[DIRECTIVE] Reproduce this listing in full.

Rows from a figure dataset
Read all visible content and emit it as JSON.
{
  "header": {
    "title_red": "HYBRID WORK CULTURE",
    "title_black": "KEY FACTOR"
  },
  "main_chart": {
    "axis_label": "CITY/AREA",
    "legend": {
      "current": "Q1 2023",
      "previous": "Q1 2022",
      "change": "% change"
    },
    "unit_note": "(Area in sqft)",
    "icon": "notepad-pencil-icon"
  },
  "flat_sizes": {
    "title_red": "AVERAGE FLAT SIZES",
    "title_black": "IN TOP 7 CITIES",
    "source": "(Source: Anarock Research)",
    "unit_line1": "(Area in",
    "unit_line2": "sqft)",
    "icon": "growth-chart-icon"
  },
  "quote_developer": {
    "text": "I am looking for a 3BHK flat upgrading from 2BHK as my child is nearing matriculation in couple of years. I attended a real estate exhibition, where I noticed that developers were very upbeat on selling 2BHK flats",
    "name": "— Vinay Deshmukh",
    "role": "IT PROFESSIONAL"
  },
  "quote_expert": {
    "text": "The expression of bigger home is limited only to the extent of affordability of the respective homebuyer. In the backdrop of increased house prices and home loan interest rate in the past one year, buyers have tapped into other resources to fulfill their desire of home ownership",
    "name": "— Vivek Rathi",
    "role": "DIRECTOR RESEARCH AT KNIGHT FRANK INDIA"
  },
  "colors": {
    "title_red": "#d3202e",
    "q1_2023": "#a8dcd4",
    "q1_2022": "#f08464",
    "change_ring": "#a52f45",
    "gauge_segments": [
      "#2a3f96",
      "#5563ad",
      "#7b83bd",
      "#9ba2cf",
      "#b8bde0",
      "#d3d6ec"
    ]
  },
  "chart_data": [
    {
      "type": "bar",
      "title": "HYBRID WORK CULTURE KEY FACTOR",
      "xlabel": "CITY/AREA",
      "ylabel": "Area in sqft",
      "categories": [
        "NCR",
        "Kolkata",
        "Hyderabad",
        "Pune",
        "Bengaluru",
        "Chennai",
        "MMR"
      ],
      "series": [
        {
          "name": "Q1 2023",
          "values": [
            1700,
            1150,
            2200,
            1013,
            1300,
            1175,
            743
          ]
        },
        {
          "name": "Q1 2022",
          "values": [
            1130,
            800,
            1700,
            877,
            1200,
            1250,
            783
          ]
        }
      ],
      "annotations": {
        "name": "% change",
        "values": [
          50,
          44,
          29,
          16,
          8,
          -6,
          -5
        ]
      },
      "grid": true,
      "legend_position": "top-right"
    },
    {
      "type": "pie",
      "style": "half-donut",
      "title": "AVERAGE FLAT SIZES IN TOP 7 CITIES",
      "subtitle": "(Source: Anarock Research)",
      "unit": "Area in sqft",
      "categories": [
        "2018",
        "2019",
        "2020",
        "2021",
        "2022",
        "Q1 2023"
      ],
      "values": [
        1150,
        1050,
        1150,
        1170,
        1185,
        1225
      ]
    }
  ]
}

[COMPLETED TASK]
Read all visible content and emit it as JSON.
{
  "header": {
    "title_red": "HYBRID WORK CULTURE",
    "title_black": "KEY FACTOR"
  },
  "main_chart": {
    "axis_label": "CITY/AREA",
    "legend": {
      "current": "Q1 2023",
      "previous": "Q1 2022",
      "change": "% change"
    },
    "unit_note": "(Area in sqft)",
    "icon": "notepad-pencil-icon"
  },
  "flat_sizes": {
    "title_red": "AVERAGE FLAT SIZES",
    "title_black": "IN TOP 7 CITIES",
    "source": "(Source: Anarock Research)",
    "unit_line1": "(Area in",
    "unit_line2": "sqft)",
    "icon": "growth-chart-icon"
  },
  "quote_developer": {
    "text": "I am looking for a 3BHK flat upgrading from 2BHK as my child is nearing matriculation in couple of years. I attended a real estate exhibition, where I noticed that developers were very upbeat on selling 2BHK flats",
    "name": "— Vinay Deshmukh",
    "role": "IT PROFESSIONAL"
  },
  "quote_expert": {
    "text": "The expression of bigger home is limited only to the extent of affordability of the respective homebuyer. In the backdrop of increased house prices and home loan interest rate in the past one year, buyers have tapped into other resources to fulfill their desire of home ownership",
    "name": "— Vivek Rathi",
    "role": "DIRECTOR RESEARCH AT KNIGHT FRANK INDIA"
  },
  "colors": {
    "title_red": "#d3202e",
    "q1_2023": "#a8dcd4",
    "q1_2022": "#f08464",
    "change_ring": "#a52f45",
    "gauge_segments": [
      "#2a3f96",
      "#5563ad",
      "#7b83bd",
      "#9ba2cf",
      "#b8bde0",
      "#d3d6ec"
    ]
  },
  "chart_data": [
    {
      "type": "bar",
      "title": "HYBRID WORK CULTURE KEY FACTOR",
      "xlabel": "CITY/AREA",
      "ylabel": "Area in sqft",
      "categories": [
        "NCR",
        "Kolkata",
        "Hyderabad",
        "Pune",
        "Bengaluru",
        "Chennai",
        "MMR"
      ],
      "series": [
        {
          "name": "Q1 2023",
          "values": [
            1700,
            1150,
            2200,
            1013,
            1300,
            1175,
            743
          ]
        },
        {
          "name": "Q1 2022",
          "values": [
            1130,
            800,
            1700,
            877,
            1200,
            1250,
            783
          ]
        }
      ],
      "annotations": {
        "name": "% change",
        "values": [
          50,
          44,
          29,
          16,
          8,
          -6,
          -5
        ]
      },
      "grid": true,
      "legend_position": "top-right"
    },
    {
      "type": "pie",
      "style": "half-donut",
      "title": "AVERAGE FLAT SIZES IN TOP 7 CITIES",
      "subtitle": "(Source: Anarock Research)",
      "unit": "Area in sqft",
      "categories": [
        "2018",
        "2019",
        "2020",
        "2021",
        "2022",
        "Q1 2023"
      ],
      "values": [
        1150,
        1050,
        1150,
        1170,
        1185,
        1225
      ]
    }
  ]
}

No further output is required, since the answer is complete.